Extracted records —
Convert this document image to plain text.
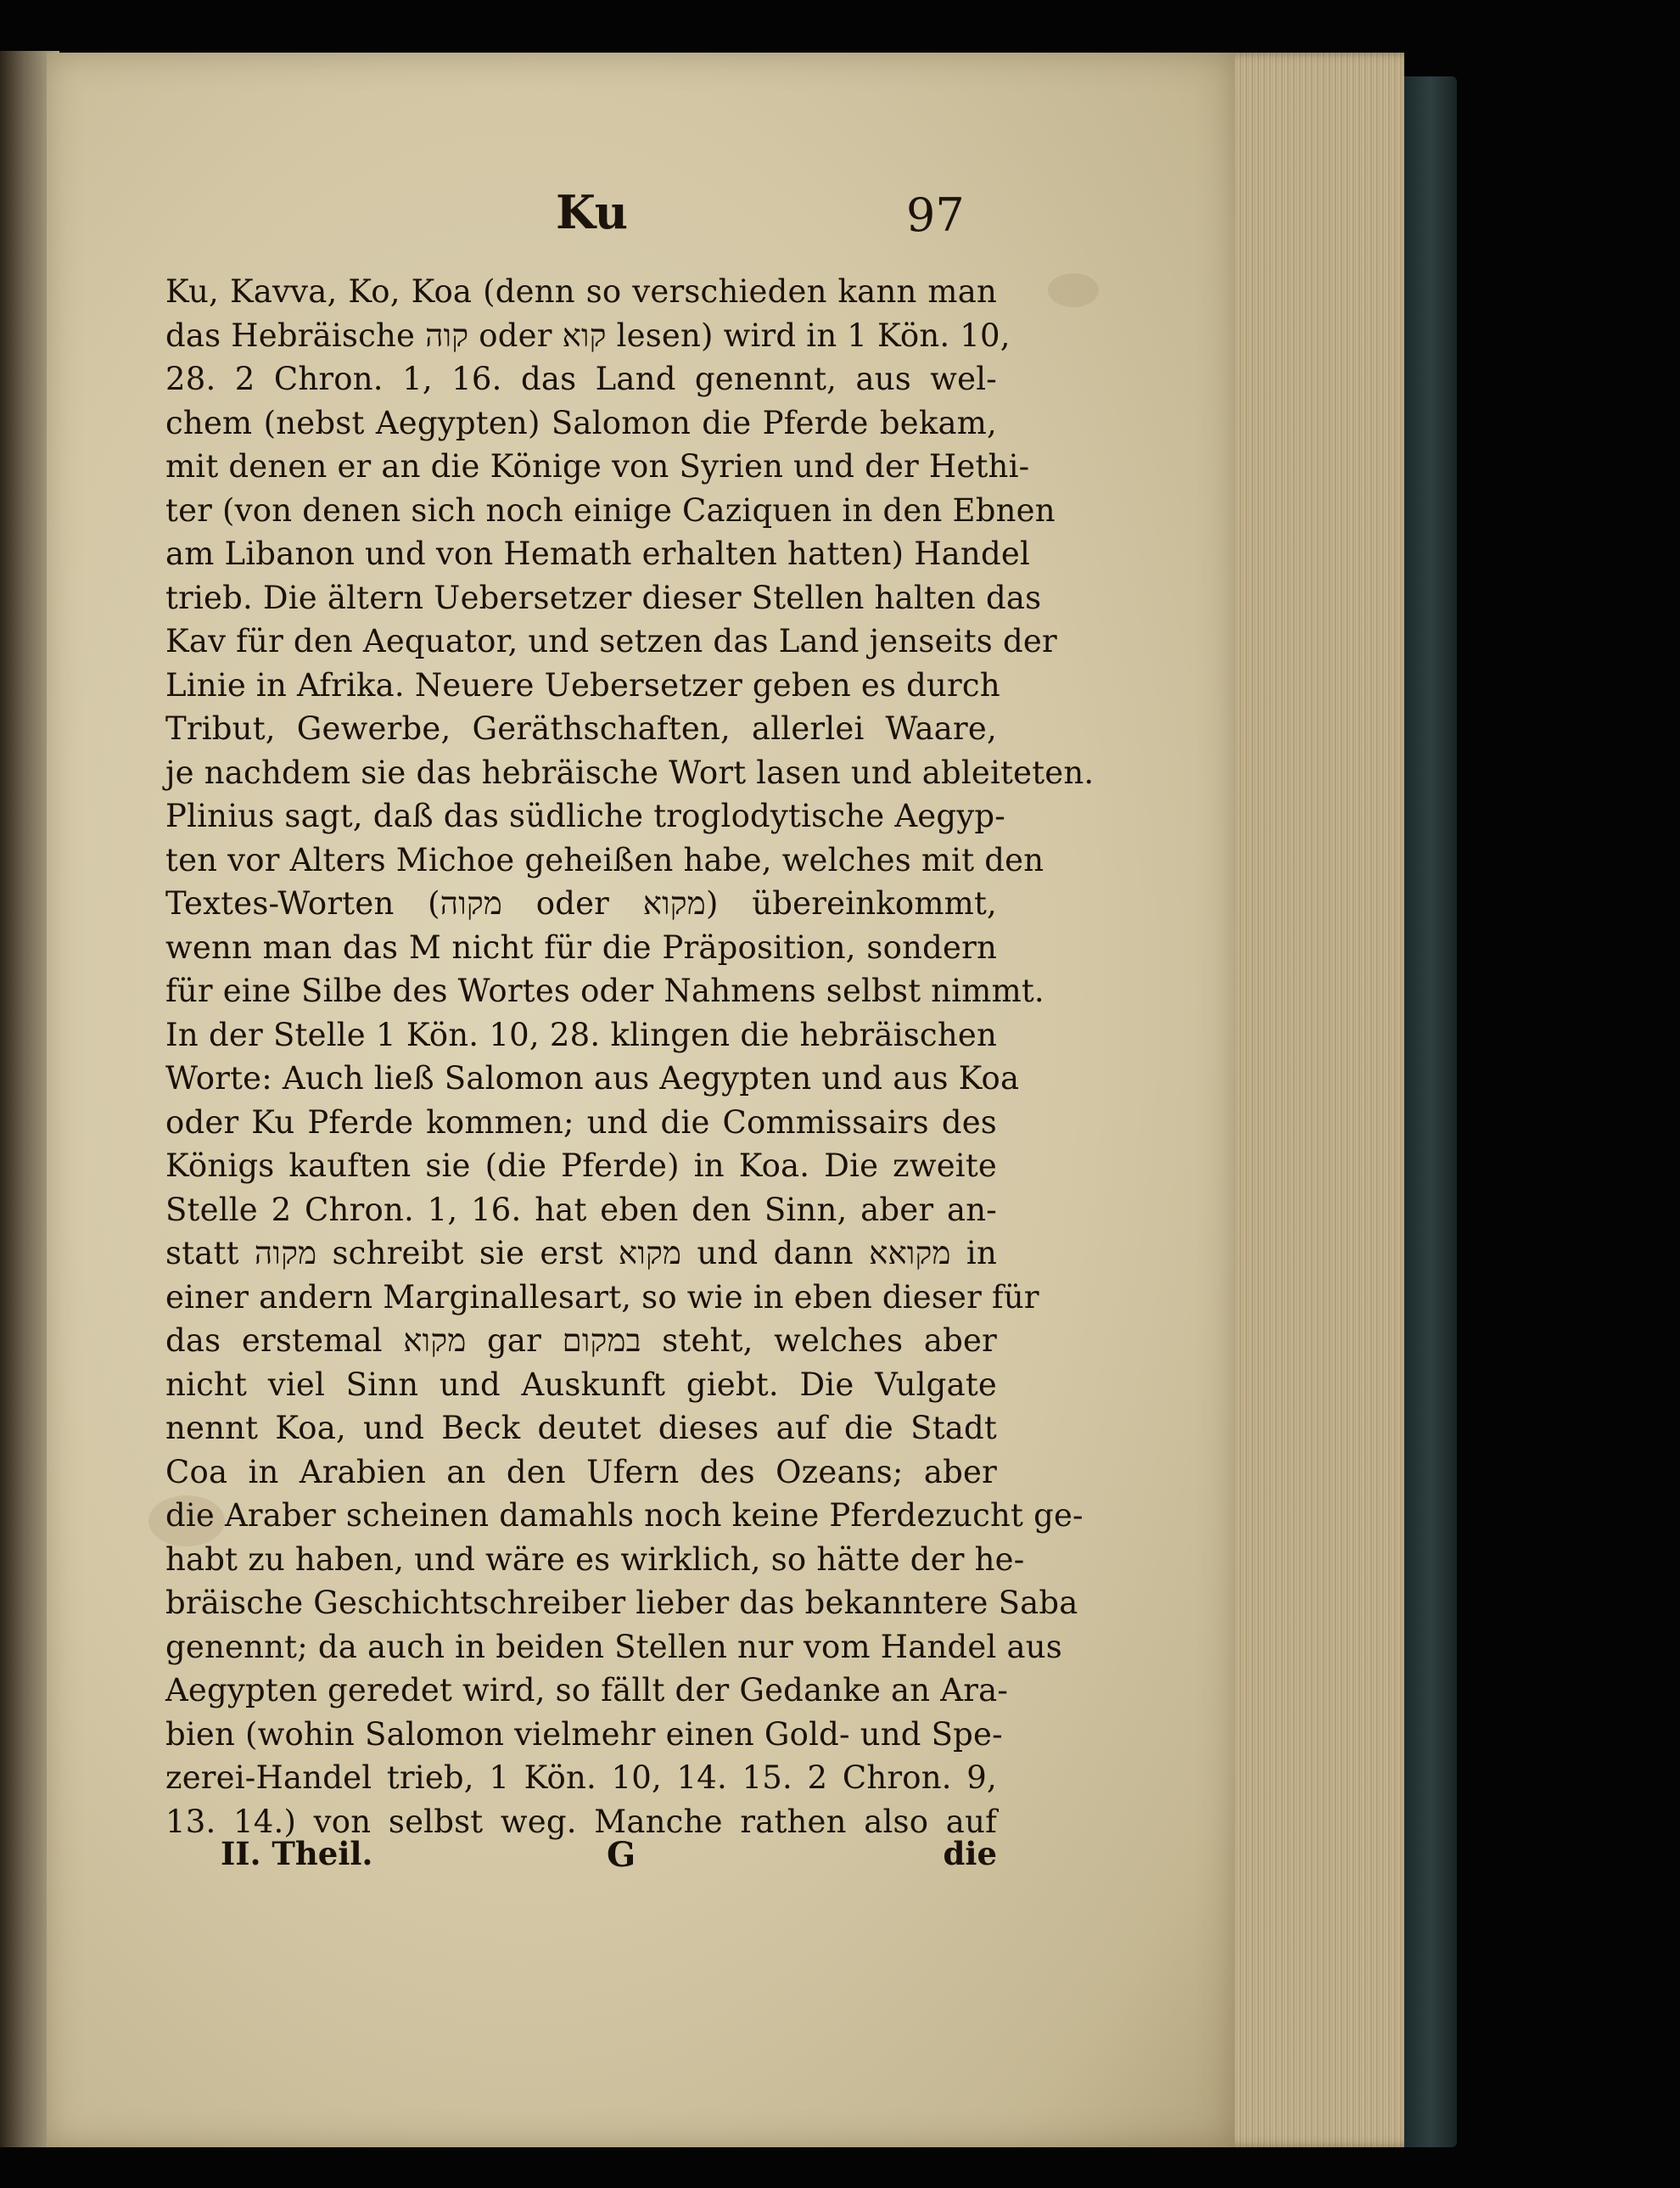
Ku	97
Ku, Kavva, Ko, Koa (denn so verschieden kann man
das Hebräische קוה oder קוא lesen) wird in 1 Kön. 10,
28. 2 Chron. 1, 16. das Land genennt, aus wel-
chem (nebst Aegypten) Salomon die Pferde bekam,
mit denen er an die Könige von Syrien und der Hethi-
ter (von denen sich noch einige Caziquen in den Ebnen
am Libanon und von Hemath erhalten hatten) Handel
trieb. Die ältern Uebersetzer dieser Stellen halten das
Kav für den Aequator, und setzen das Land jenseits der
Linie in Afrika. Neuere Uebersetzer geben es durch
Tribut, Gewerbe, Geräthschaften, allerlei Waare,
je nachdem sie das hebräische Wort lasen und ableiteten.
Plinius sagt, daß das südliche troglodytische Aegyp-
ten vor Alters Michoe geheißen habe, welches mit den
Textes-Worten (מקוה oder מקוא) übereinkommt,
wenn man das M nicht für die Präposition, sondern
für eine Silbe des Wortes oder Nahmens selbst nimmt.
In der Stelle 1 Kön. 10, 28. klingen die hebräischen
Worte: Auch ließ Salomon aus Aegypten und aus Koa
oder Ku Pferde kommen; und die Commissairs des
Königs kauften sie (die Pferde) in Koa. Die zweite
Stelle 2 Chron. 1, 16. hat eben den Sinn, aber an-
statt מקוה schreibt sie erst מקוא und dann מקואא in
einer andern Marginallesart, so wie in eben dieser für
das erstemal מקוא gar במקום steht, welches aber
nicht viel Sinn und Auskunft giebt. Die Vulgate
nennt Koa, und Beck deutet dieses auf die Stadt
Coa in Arabien an den Ufern des Ozeans; aber
die Araber scheinen damahls noch keine Pferdezucht ge-
habt zu haben, und wäre es wirklich, so hätte der he-
bräische Geschichtschreiber lieber das bekanntere Saba
genennt; da auch in beiden Stellen nur vom Handel aus
Aegypten geredet wird, so fällt der Gedanke an Ara-
bien (wohin Salomon vielmehr einen Gold- und Spe-
zerei-Handel trieb, 1 Kön. 10, 14. 15. 2 Chron. 9,
13. 14.) von selbst weg. Manche rathen also auf
II. Theil.	G	die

WORK TO DO —
Repeat the listing verbatim. Skip the pictures.

CORRECT RESPONSE —
Convert this document image to plain text.
Ku	97
Ku, Kavva, Ko, Koa (denn so verschieden kann man
das Hebräische קוה oder קוא lesen) wird in 1 Kön. 10,
28. 2 Chron. 1, 16. das Land genennt, aus wel-
chem (nebst Aegypten) Salomon die Pferde bekam,
mit denen er an die Könige von Syrien und der Hethi-
ter (von denen sich noch einige Caziquen in den Ebnen
am Libanon und von Hemath erhalten hatten) Handel
trieb. Die ältern Uebersetzer dieser Stellen halten das
Kav für den Aequator, und setzen das Land jenseits der
Linie in Afrika. Neuere Uebersetzer geben es durch
Tribut, Gewerbe, Geräthschaften, allerlei Waare,
je nachdem sie das hebräische Wort lasen und ableiteten.
Plinius sagt, daß das südliche troglodytische Aegyp-
ten vor Alters Michoe geheißen habe, welches mit den
Textes-Worten (מקוה oder מקוא) übereinkommt,
wenn man das M nicht für die Präposition, sondern
für eine Silbe des Wortes oder Nahmens selbst nimmt.
In der Stelle 1 Kön. 10, 28. klingen die hebräischen
Worte: Auch ließ Salomon aus Aegypten und aus Koa
oder Ku Pferde kommen; und die Commissairs des
Königs kauften sie (die Pferde) in Koa. Die zweite
Stelle 2 Chron. 1, 16. hat eben den Sinn, aber an-
statt מקוה schreibt sie erst מקוא und dann מקואא in
einer andern Marginallesart, so wie in eben dieser für
das erstemal מקוא gar במקום steht, welches aber
nicht viel Sinn und Auskunft giebt. Die Vulgate
nennt Koa, und Beck deutet dieses auf die Stadt
Coa in Arabien an den Ufern des Ozeans; aber
die Araber scheinen damahls noch keine Pferdezucht ge-
habt zu haben, und wäre es wirklich, so hätte der he-
bräische Geschichtschreiber lieber das bekanntere Saba
genennt; da auch in beiden Stellen nur vom Handel aus
Aegypten geredet wird, so fällt der Gedanke an Ara-
bien (wohin Salomon vielmehr einen Gold- und Spe-
zerei-Handel trieb, 1 Kön. 10, 14. 15. 2 Chron. 9,
13. 14.) von selbst weg. Manche rathen also auf
II. Theil.	G	die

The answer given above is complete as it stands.